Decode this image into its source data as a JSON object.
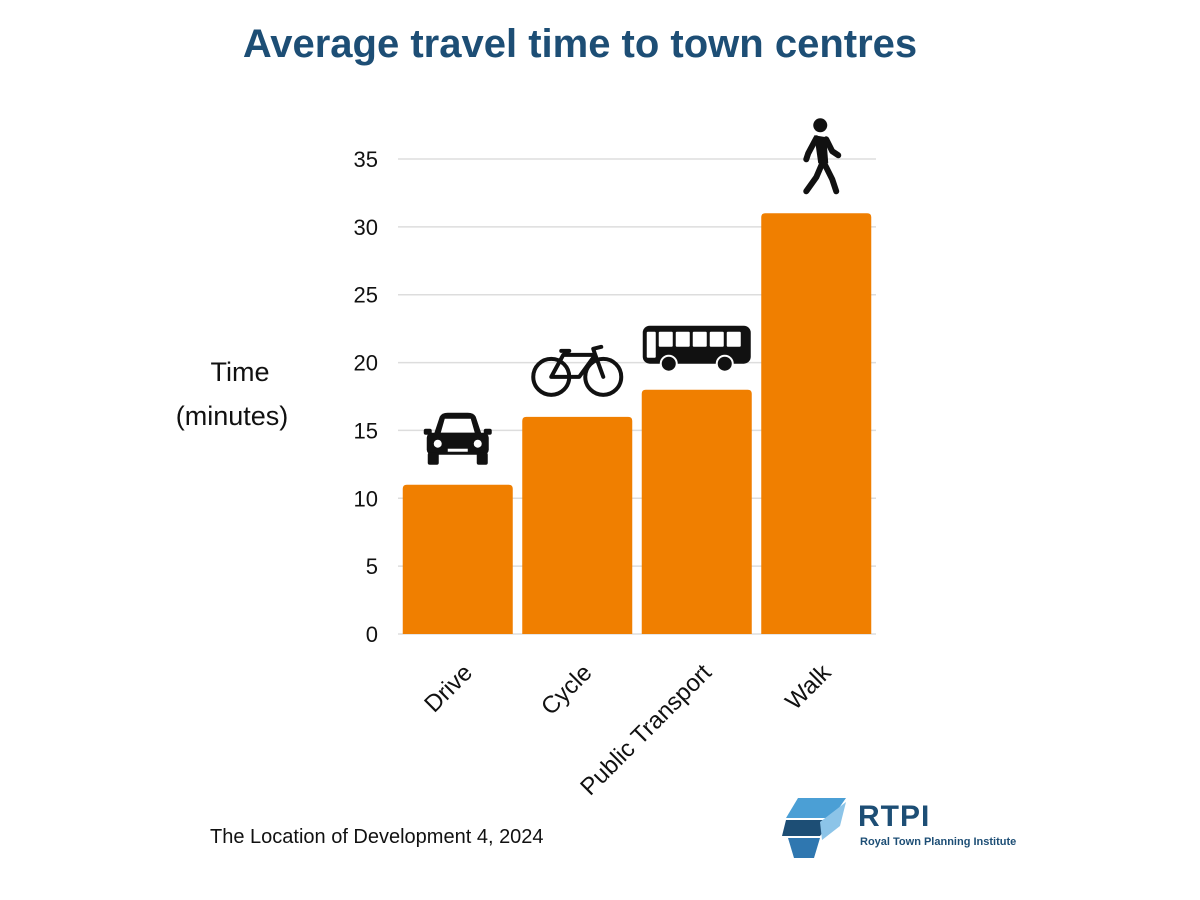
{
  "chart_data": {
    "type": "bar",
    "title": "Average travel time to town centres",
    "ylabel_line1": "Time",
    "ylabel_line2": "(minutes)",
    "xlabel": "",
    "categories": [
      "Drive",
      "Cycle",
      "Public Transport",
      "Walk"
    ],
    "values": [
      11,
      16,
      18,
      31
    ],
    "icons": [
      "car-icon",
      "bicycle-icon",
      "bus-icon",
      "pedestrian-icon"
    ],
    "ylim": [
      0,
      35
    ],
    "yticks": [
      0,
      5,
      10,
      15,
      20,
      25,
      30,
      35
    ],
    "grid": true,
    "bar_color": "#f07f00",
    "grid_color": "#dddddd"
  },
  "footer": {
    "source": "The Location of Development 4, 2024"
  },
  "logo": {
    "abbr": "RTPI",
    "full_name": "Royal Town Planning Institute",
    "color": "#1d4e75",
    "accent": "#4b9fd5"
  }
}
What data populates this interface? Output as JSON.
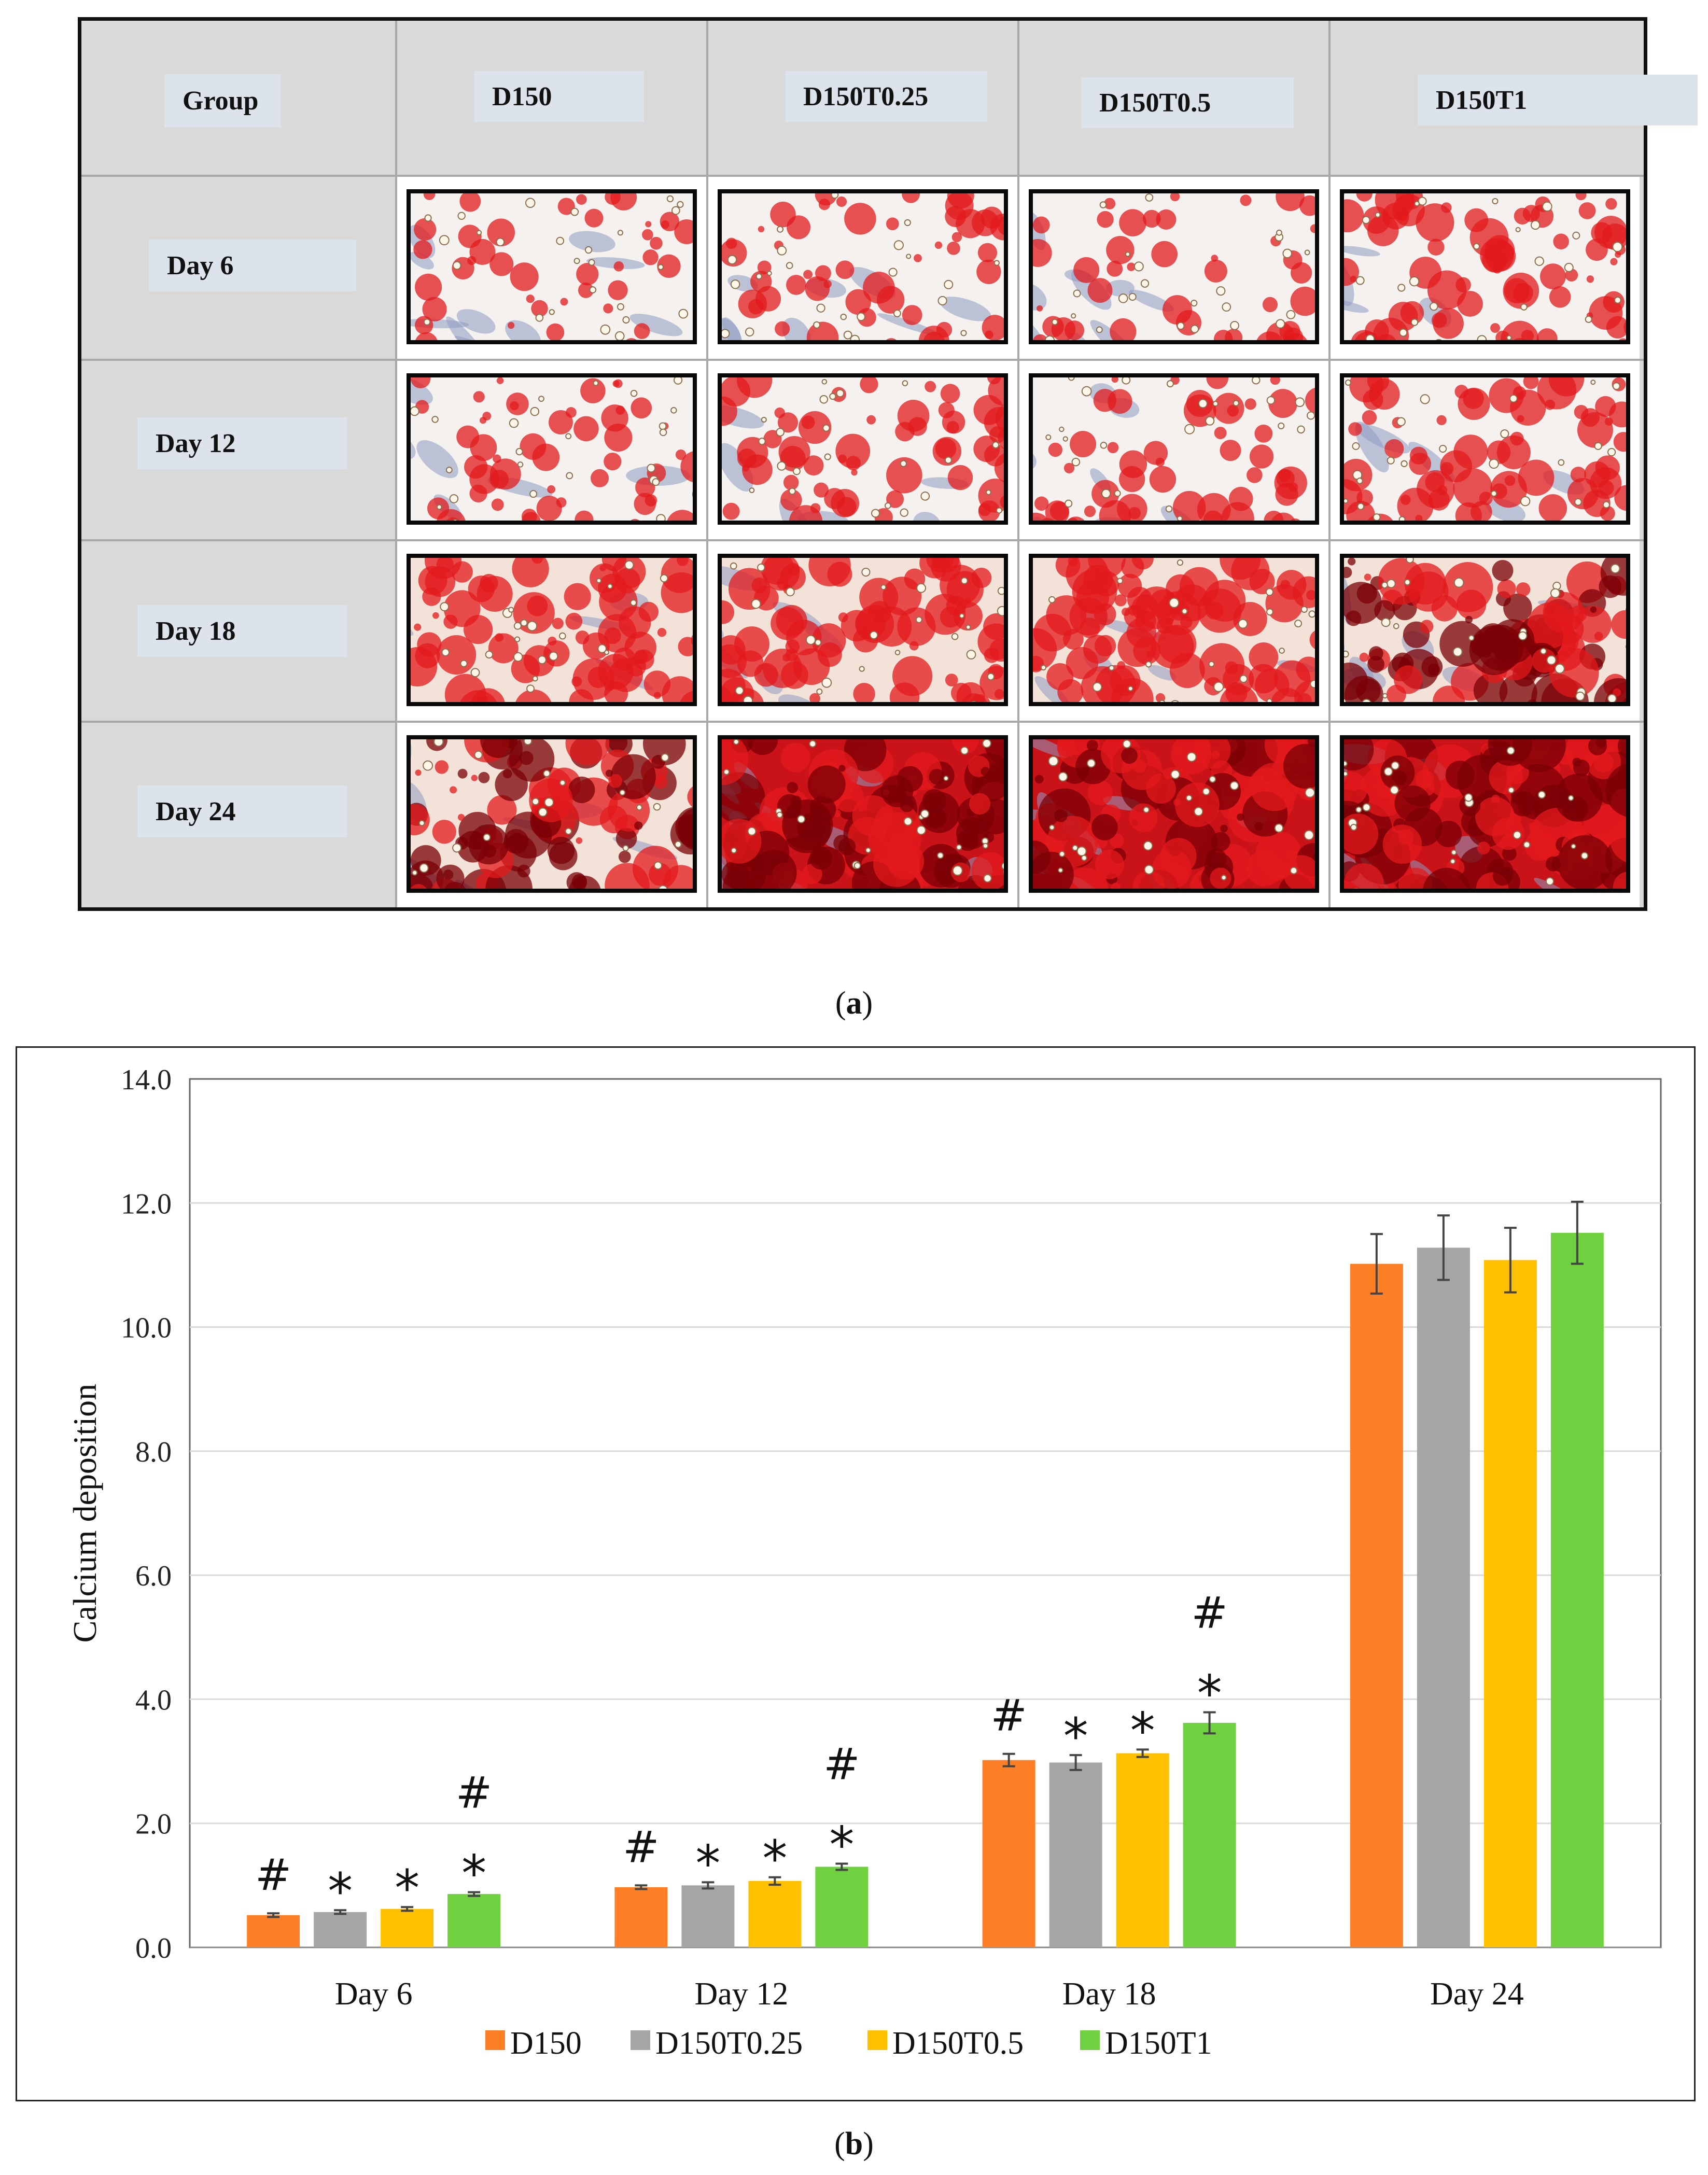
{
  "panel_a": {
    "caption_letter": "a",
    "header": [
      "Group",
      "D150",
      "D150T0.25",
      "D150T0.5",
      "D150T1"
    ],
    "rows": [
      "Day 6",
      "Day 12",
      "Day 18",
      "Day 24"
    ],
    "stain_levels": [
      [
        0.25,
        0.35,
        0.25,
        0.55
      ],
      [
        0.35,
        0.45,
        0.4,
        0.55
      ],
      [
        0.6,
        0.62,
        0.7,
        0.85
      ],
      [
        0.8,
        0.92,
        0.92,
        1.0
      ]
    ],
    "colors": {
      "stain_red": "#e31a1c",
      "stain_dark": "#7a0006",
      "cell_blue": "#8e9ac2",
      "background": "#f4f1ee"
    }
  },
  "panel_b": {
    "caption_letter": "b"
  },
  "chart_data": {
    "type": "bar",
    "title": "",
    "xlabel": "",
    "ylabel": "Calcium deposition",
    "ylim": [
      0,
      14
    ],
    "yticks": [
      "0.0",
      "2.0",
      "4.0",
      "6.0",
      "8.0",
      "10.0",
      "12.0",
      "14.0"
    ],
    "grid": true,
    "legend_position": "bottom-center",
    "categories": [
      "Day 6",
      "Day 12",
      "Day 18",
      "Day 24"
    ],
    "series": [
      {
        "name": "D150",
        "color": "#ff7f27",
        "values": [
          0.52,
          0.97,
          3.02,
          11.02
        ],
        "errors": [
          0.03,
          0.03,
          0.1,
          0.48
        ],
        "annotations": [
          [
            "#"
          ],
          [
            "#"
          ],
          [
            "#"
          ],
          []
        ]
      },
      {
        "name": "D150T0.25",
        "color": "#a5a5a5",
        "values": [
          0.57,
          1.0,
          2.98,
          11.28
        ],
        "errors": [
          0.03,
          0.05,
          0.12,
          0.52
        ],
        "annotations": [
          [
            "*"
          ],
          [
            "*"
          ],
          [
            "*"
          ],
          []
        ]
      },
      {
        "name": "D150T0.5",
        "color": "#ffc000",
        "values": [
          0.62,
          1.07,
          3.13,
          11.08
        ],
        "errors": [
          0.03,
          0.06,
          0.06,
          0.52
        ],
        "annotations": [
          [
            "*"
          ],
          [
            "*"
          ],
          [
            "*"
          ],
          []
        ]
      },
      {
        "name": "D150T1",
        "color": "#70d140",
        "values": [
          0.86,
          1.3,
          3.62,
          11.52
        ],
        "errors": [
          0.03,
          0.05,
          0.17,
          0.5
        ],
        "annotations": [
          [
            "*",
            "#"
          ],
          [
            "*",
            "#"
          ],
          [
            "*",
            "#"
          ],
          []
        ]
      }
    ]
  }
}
.....
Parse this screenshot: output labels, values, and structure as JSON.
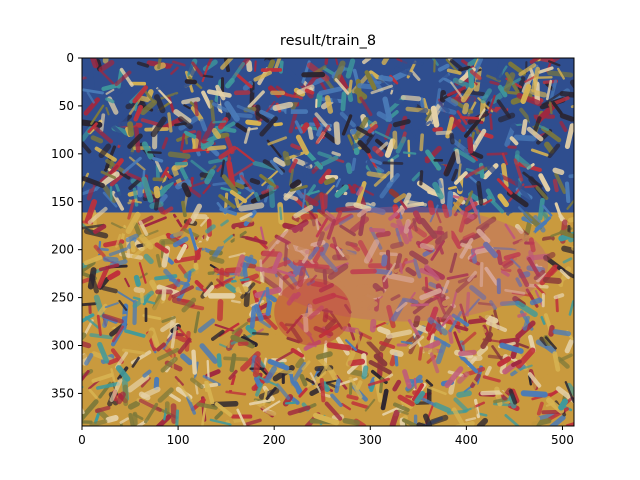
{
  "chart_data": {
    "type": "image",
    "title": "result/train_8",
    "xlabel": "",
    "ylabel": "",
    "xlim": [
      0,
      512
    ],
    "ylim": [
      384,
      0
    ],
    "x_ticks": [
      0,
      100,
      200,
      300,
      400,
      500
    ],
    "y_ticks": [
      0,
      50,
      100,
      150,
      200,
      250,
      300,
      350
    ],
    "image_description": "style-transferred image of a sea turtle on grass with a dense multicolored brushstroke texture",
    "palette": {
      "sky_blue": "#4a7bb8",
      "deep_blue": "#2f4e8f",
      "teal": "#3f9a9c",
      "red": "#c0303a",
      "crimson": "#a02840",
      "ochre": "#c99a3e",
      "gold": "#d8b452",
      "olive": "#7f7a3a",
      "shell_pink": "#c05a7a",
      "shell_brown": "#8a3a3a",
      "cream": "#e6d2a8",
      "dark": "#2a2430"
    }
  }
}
.....
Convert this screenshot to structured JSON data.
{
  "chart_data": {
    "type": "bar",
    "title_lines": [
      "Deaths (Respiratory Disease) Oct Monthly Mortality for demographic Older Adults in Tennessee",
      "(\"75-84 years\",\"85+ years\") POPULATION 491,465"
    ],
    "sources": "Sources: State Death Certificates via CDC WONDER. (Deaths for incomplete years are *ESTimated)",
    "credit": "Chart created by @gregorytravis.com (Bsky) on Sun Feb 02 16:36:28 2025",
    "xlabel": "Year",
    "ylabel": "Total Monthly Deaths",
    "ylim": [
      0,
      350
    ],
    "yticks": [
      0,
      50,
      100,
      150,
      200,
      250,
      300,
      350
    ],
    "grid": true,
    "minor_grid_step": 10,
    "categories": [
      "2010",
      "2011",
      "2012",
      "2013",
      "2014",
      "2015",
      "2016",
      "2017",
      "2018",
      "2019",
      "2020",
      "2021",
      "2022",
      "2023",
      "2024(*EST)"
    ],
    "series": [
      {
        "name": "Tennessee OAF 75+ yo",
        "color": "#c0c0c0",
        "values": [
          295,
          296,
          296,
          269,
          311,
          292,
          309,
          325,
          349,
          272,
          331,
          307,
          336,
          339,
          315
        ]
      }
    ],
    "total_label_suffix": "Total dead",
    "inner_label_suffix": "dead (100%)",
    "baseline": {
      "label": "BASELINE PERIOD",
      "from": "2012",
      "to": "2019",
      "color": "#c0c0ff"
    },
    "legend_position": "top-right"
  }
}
.....
What is being asked |
Scan the records for the string "screenshot". Copy each line in which it appears.

The solution |
Parse this screenshot: output labels, values, and structure as JSON.
Convert this screenshot to structured JSON data.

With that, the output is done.